• STORED DATA

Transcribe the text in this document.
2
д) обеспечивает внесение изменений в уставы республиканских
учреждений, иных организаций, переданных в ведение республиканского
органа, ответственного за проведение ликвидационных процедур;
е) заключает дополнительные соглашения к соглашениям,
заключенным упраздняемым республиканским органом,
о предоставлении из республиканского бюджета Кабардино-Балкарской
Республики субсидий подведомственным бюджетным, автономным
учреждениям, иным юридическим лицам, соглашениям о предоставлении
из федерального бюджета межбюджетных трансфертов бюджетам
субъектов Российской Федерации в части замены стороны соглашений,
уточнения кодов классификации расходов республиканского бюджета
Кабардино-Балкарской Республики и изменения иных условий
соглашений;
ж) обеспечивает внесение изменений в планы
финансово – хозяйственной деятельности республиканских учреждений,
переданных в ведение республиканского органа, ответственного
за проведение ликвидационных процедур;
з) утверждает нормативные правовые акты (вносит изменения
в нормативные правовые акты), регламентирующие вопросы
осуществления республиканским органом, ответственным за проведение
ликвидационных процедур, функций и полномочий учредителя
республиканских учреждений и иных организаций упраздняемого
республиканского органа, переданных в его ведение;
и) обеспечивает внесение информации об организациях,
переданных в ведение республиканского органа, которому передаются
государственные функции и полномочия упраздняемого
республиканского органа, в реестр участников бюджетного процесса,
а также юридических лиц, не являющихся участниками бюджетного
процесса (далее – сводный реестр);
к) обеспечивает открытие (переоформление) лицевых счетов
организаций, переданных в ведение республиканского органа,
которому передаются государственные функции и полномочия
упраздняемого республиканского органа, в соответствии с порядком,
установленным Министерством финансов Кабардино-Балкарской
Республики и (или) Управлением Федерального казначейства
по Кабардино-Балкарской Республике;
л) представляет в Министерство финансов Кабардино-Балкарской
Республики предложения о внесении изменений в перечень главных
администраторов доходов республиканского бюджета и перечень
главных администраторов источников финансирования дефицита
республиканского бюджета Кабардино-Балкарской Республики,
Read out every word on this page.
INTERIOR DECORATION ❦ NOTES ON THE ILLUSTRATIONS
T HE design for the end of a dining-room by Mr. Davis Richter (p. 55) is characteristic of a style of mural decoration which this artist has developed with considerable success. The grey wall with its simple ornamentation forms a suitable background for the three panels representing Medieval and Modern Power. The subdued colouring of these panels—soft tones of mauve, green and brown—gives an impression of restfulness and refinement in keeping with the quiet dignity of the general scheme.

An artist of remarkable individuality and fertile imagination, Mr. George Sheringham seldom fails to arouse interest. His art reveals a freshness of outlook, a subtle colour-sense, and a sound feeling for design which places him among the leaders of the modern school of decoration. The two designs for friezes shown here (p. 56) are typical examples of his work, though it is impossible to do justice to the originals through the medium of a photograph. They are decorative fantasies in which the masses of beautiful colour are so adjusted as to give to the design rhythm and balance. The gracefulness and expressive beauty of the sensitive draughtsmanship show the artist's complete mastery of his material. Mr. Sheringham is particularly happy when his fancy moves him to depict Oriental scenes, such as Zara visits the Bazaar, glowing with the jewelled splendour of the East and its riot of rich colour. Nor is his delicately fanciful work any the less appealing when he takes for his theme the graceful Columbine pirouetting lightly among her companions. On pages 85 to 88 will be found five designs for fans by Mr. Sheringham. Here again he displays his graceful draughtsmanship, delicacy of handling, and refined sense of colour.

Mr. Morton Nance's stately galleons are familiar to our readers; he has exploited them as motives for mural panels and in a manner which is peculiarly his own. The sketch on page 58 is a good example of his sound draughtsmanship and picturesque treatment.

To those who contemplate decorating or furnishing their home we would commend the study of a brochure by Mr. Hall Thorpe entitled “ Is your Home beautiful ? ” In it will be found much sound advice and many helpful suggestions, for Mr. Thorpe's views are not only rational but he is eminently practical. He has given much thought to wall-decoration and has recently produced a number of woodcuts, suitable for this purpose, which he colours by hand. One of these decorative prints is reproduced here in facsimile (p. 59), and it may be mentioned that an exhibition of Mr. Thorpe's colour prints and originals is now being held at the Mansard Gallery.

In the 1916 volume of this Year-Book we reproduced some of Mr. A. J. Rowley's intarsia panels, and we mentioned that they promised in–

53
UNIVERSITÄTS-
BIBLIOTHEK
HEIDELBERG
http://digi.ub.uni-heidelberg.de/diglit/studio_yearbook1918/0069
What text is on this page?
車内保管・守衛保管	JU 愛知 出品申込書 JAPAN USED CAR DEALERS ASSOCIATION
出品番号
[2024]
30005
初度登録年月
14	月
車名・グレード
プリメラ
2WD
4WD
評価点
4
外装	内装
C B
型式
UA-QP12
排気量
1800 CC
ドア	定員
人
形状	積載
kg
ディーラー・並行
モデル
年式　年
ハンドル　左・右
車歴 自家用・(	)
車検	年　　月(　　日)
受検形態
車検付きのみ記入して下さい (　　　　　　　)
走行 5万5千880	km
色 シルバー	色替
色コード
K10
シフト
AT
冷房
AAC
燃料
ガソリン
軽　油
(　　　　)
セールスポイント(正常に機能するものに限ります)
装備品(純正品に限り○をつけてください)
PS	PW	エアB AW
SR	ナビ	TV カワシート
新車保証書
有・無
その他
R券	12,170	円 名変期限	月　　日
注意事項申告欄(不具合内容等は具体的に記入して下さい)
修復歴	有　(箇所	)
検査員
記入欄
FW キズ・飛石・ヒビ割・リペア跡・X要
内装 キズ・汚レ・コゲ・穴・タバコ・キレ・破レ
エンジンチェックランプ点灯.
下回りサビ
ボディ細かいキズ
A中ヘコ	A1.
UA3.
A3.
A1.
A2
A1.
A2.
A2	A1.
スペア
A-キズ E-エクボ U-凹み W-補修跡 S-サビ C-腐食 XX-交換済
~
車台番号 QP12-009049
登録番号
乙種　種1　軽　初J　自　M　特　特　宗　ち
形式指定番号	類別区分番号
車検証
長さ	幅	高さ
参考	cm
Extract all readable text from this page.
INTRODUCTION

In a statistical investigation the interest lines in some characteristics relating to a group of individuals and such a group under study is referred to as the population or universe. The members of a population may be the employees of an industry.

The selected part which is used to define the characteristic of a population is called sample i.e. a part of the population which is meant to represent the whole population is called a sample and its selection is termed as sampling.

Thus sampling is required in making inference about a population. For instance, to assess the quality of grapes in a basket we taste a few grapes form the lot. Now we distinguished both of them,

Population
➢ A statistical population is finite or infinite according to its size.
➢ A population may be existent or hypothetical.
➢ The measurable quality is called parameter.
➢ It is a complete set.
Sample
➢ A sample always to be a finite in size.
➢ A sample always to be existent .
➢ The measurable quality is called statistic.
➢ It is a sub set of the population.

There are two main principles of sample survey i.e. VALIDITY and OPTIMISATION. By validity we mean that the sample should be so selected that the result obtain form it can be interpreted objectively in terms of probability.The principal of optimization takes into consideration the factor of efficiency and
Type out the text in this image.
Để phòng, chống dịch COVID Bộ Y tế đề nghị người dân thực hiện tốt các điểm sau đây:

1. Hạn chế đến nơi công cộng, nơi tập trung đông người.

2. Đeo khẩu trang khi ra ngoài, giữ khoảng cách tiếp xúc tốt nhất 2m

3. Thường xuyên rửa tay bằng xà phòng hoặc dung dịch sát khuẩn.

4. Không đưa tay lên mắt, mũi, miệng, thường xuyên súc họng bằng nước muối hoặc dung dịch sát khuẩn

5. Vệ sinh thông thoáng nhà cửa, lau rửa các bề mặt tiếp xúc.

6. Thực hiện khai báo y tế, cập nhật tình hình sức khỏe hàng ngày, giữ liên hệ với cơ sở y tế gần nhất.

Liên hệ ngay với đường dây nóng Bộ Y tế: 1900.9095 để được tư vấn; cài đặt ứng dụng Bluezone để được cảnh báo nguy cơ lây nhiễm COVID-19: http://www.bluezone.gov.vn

• WHAT YOU WILL DO
Repeat the records above exactly, from the first line to the last.

• THE REPLY
Transcribe the text in this document.
2
д) обеспечивает внесение изменений в уставы республиканских
учреждений, иных организаций, переданных в ведение республиканского
органа, ответственного за проведение ликвидационных процедур;
е) заключает дополнительные соглашения к соглашениям,
заключенным упраздняемым республиканским органом,
о предоставлении из республиканского бюджета Кабардино-Балкарской
Республики субсидий подведомственным бюджетным, автономным
учреждениям, иным юридическим лицам, соглашениям о предоставлении
из федерального бюджета межбюджетных трансфертов бюджетам
субъектов Российской Федерации в части замены стороны соглашений,
уточнения кодов классификации расходов республиканского бюджета
Кабардино-Балкарской Республики и изменения иных условий
соглашений;
ж) обеспечивает внесение изменений в планы
финансово – хозяйственной деятельности республиканских учреждений,
переданных в ведение республиканского органа, ответственного
за проведение ликвидационных процедур;
з) утверждает нормативные правовые акты (вносит изменения
в нормативные правовые акты), регламентирующие вопросы
осуществления республиканским органом, ответственным за проведение
ликвидационных процедур, функций и полномочий учредителя
республиканских учреждений и иных организаций упраздняемого
республиканского органа, переданных в его ведение;
и) обеспечивает внесение информации об организациях,
переданных в ведение республиканского органа, которому передаются
государственные функции и полномочия упраздняемого
республиканского органа, в реестр участников бюджетного процесса,
а также юридических лиц, не являющихся участниками бюджетного
процесса (далее – сводный реестр);
к) обеспечивает открытие (переоформление) лицевых счетов
организаций, переданных в ведение республиканского органа,
которому передаются государственные функции и полномочия
упраздняемого республиканского органа, в соответствии с порядком,
установленным Министерством финансов Кабардино-Балкарской
Республики и (или) Управлением Федерального казначейства
по Кабардино-Балкарской Республике;
л) представляет в Министерство финансов Кабардино-Балкарской
Республики предложения о внесении изменений в перечень главных
администраторов доходов республиканского бюджета и перечень
главных администраторов источников финансирования дефицита
республиканского бюджета Кабардино-Балкарской Республики,
Read out every word on this page.
INTERIOR DECORATION ❦ NOTES ON THE ILLUSTRATIONS
T HE design for the end of a dining-room by Mr. Davis Richter (p. 55) is characteristic of a style of mural decoration which this artist has developed with considerable success. The grey wall with its simple ornamentation forms a suitable background for the three panels representing Medieval and Modern Power. The subdued colouring of these panels—soft tones of mauve, green and brown—gives an impression of restfulness and refinement in keeping with the quiet dignity of the general scheme.

An artist of remarkable individuality and fertile imagination, Mr. George Sheringham seldom fails to arouse interest. His art reveals a freshness of outlook, a subtle colour-sense, and a sound feeling for design which places him among the leaders of the modern school of decoration. The two designs for friezes shown here (p. 56) are typical examples of his work, though it is impossible to do justice to the originals through the medium of a photograph. They are decorative fantasies in which the masses of beautiful colour are so adjusted as to give to the design rhythm and balance. The gracefulness and expressive beauty of the sensitive draughtsmanship show the artist's complete mastery of his material. Mr. Sheringham is particularly happy when his fancy moves him to depict Oriental scenes, such as Zara visits the Bazaar, glowing with the jewelled splendour of the East and its riot of rich colour. Nor is his delicately fanciful work any the less appealing when he takes for his theme the graceful Columbine pirouetting lightly among her companions. On pages 85 to 88 will be found five designs for fans by Mr. Sheringham. Here again he displays his graceful draughtsmanship, delicacy of handling, and refined sense of colour.

Mr. Morton Nance's stately galleons are familiar to our readers; he has exploited them as motives for mural panels and in a manner which is peculiarly his own. The sketch on page 58 is a good example of his sound draughtsmanship and picturesque treatment.

To those who contemplate decorating or furnishing their home we would commend the study of a brochure by Mr. Hall Thorpe entitled “ Is your Home beautiful ? ” In it will be found much sound advice and many helpful suggestions, for Mr. Thorpe's views are not only rational but he is eminently practical. He has given much thought to wall-decoration and has recently produced a number of woodcuts, suitable for this purpose, which he colours by hand. One of these decorative prints is reproduced here in facsimile (p. 59), and it may be mentioned that an exhibition of Mr. Thorpe's colour prints and originals is now being held at the Mansard Gallery.

In the 1916 volume of this Year-Book we reproduced some of Mr. A. J. Rowley's intarsia panels, and we mentioned that they promised in–

53
UNIVERSITÄTS-
BIBLIOTHEK
HEIDELBERG
http://digi.ub.uni-heidelberg.de/diglit/studio_yearbook1918/0069
What text is on this page?
車内保管・守衛保管	JU 愛知 出品申込書 JAPAN USED CAR DEALERS ASSOCIATION
出品番号
[2024]
30005
初度登録年月
14	月
車名・グレード
プリメラ
2WD
4WD
評価点
4
外装	内装
C B
型式
UA-QP12
排気量
1800 CC
ドア	定員
人
形状	積載
kg
ディーラー・並行
モデル
年式　年
ハンドル　左・右
車歴 自家用・(	)
車検	年　　月(　　日)
受検形態
車検付きのみ記入して下さい (　　　　　　　)
走行 5万5千880	km
色 シルバー	色替
色コード
K10
シフト
AT
冷房
AAC
燃料
ガソリン
軽　油
(　　　　)
セールスポイント(正常に機能するものに限ります)
装備品(純正品に限り○をつけてください)
PS	PW	エアB AW
SR	ナビ	TV カワシート
新車保証書
有・無
その他
R券	12,170	円 名変期限	月　　日
注意事項申告欄(不具合内容等は具体的に記入して下さい)
修復歴	有　(箇所	)
検査員
記入欄
FW キズ・飛石・ヒビ割・リペア跡・X要
内装 キズ・汚レ・コゲ・穴・タバコ・キレ・破レ
エンジンチェックランプ点灯.
下回りサビ
ボディ細かいキズ
A中ヘコ	A1.
UA3.
A3.
A1.
A2
A1.
A2.
A2	A1.
スペア
A-キズ E-エクボ U-凹み W-補修跡 S-サビ C-腐食 XX-交換済
~
車台番号 QP12-009049
登録番号
乙種　種1　軽　初J　自　M　特　特　宗　ち
形式指定番号	類別区分番号
車検証
長さ	幅	高さ
参考	cm
Extract all readable text from this page.
INTRODUCTION

In a statistical investigation the interest lines in some characteristics relating to a group of individuals and such a group under study is referred to as the population or universe. The members of a population may be the employees of an industry.

The selected part which is used to define the characteristic of a population is called sample i.e. a part of the population which is meant to represent the whole population is called a sample and its selection is termed as sampling.

Thus sampling is required in making inference about a population. For instance, to assess the quality of grapes in a basket we taste a few grapes form the lot. Now we distinguished both of them,

Population
➢ A statistical population is finite or infinite according to its size.
➢ A population may be existent or hypothetical.
➢ The measurable quality is called parameter.
➢ It is a complete set.
Sample
➢ A sample always to be a finite in size.
➢ A sample always to be existent .
➢ The measurable quality is called statistic.
➢ It is a sub set of the population.

There are two main principles of sample survey i.e. VALIDITY and OPTIMISATION. By validity we mean that the sample should be so selected that the result obtain form it can be interpreted objectively in terms of probability.The principal of optimization takes into consideration the factor of efficiency and
Type out the text in this image.
Để phòng, chống dịch COVID Bộ Y tế đề nghị người dân thực hiện tốt các điểm sau đây:

1. Hạn chế đến nơi công cộng, nơi tập trung đông người.

2. Đeo khẩu trang khi ra ngoài, giữ khoảng cách tiếp xúc tốt nhất 2m

3. Thường xuyên rửa tay bằng xà phòng hoặc dung dịch sát khuẩn.

4. Không đưa tay lên mắt, mũi, miệng, thường xuyên súc họng bằng nước muối hoặc dung dịch sát khuẩn

5. Vệ sinh thông thoáng nhà cửa, lau rửa các bề mặt tiếp xúc.

6. Thực hiện khai báo y tế, cập nhật tình hình sức khỏe hàng ngày, giữ liên hệ với cơ sở y tế gần nhất.

Liên hệ ngay với đường dây nóng Bộ Y tế: 1900.9095 để được tư vấn; cài đặt ứng dụng Bluezone để được cảnh báo nguy cơ lây nhiễm COVID-19: http://www.bluezone.gov.vn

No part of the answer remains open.